[Records from a collection of figures]
_____

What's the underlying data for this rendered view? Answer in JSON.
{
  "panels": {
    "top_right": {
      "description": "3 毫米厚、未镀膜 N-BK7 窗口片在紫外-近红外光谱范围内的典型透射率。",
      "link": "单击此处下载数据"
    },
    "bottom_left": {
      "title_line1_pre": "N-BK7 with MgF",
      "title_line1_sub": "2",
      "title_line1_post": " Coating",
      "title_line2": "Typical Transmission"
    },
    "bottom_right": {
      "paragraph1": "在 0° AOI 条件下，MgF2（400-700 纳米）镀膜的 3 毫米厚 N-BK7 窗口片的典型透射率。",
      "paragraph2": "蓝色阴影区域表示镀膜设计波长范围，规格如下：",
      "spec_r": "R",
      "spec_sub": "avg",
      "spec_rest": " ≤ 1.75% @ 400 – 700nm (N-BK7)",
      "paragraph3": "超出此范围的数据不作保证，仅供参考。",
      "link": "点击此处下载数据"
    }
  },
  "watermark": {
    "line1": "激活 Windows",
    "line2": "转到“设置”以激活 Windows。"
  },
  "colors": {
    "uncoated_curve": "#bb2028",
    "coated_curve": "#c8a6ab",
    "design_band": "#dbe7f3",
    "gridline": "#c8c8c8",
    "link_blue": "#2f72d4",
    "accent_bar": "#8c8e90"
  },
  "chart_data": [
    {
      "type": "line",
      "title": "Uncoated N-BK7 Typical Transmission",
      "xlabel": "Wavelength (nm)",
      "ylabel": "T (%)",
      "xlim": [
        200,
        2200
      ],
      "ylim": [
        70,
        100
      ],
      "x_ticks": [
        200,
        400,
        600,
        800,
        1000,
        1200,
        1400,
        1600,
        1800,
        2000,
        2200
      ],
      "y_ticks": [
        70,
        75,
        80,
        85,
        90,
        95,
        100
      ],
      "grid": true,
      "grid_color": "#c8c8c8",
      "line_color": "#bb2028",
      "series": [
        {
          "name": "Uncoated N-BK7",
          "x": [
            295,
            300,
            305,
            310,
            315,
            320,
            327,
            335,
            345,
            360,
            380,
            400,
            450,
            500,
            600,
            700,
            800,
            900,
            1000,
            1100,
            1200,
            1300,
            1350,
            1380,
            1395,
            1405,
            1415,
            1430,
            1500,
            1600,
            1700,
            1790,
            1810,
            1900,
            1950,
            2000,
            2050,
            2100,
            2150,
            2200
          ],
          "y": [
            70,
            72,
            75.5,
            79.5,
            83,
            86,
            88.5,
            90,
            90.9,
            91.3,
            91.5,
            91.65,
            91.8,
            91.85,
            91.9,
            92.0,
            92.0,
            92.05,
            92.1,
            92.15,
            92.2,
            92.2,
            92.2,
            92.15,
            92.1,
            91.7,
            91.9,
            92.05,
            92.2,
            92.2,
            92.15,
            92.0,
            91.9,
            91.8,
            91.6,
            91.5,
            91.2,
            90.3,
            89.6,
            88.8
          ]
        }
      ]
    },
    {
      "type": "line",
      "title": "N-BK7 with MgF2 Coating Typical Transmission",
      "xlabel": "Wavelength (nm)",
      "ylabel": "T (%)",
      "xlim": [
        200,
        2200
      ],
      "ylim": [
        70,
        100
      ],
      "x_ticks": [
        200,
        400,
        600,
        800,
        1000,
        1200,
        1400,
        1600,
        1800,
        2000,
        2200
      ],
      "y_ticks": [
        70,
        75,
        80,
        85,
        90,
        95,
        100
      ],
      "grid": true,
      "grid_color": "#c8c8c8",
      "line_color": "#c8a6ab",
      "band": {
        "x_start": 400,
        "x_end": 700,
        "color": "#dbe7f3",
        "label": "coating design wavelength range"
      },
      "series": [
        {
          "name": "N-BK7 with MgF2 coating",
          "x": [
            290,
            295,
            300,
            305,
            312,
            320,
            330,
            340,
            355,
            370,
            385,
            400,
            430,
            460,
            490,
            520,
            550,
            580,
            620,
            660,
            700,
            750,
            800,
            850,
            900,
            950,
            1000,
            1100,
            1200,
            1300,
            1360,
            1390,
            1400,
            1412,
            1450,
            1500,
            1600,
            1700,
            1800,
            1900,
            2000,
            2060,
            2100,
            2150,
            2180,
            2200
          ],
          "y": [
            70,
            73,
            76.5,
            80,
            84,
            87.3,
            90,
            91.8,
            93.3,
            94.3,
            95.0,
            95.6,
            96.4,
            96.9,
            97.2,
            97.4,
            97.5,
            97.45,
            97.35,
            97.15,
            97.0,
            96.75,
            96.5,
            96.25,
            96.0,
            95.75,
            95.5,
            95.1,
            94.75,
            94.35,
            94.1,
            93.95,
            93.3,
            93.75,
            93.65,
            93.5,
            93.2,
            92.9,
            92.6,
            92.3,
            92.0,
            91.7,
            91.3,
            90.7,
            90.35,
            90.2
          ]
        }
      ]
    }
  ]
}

_____

▶ Written task: Look above for every line with the word "Transmission" and copy it.

▶ Worked answer:
      "title_line2": "Typical Transmission"
      "title": "Uncoated N-BK7 Typical Transmission",
      "title": "N-BK7 with MgF2 Coating Typical Transmission",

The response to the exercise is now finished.